Work instructions — Copy out each line of the material below with no changes.

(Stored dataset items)
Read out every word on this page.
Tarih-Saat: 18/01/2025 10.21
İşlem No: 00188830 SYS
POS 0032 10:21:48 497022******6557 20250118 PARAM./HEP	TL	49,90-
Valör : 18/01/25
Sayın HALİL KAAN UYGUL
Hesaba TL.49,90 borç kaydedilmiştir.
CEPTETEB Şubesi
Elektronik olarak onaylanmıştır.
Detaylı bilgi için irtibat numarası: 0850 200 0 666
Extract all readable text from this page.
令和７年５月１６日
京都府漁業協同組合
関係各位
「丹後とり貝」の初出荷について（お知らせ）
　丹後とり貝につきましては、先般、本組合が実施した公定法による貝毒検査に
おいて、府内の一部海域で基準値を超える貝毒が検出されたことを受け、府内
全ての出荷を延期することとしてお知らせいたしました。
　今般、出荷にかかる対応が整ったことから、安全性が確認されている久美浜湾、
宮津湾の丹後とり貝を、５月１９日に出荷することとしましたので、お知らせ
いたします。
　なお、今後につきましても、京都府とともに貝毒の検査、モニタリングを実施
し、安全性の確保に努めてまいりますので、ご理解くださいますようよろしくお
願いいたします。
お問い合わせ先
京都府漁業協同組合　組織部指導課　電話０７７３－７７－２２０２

Reply to the task —
Read out every word on this page.
Tarih-Saat: 18/01/2025 10.21
İşlem No: 00188830 SYS
POS 0032 10:21:48 497022******6557 20250118 PARAM./HEP	TL	49,90-
Valör : 18/01/25
Sayın HALİL KAAN UYGUL
Hesaba TL.49,90 borç kaydedilmiştir.
CEPTETEB Şubesi
Elektronik olarak onaylanmıştır.
Detaylı bilgi için irtibat numarası: 0850 200 0 666
Extract all readable text from this page.
令和７年５月１６日
京都府漁業協同組合
関係各位
「丹後とり貝」の初出荷について（お知らせ）
　丹後とり貝につきましては、先般、本組合が実施した公定法による貝毒検査に
おいて、府内の一部海域で基準値を超える貝毒が検出されたことを受け、府内
全ての出荷を延期することとしてお知らせいたしました。
　今般、出荷にかかる対応が整ったことから、安全性が確認されている久美浜湾、
宮津湾の丹後とり貝を、５月１９日に出荷することとしましたので、お知らせ
いたします。
　なお、今後につきましても、京都府とともに貝毒の検査、モニタリングを実施
し、安全性の確保に努めてまいりますので、ご理解くださいますようよろしくお
願いいたします。
お問い合わせ先
京都府漁業協同組合　組織部指導課　電話０７７３－７７－２２０２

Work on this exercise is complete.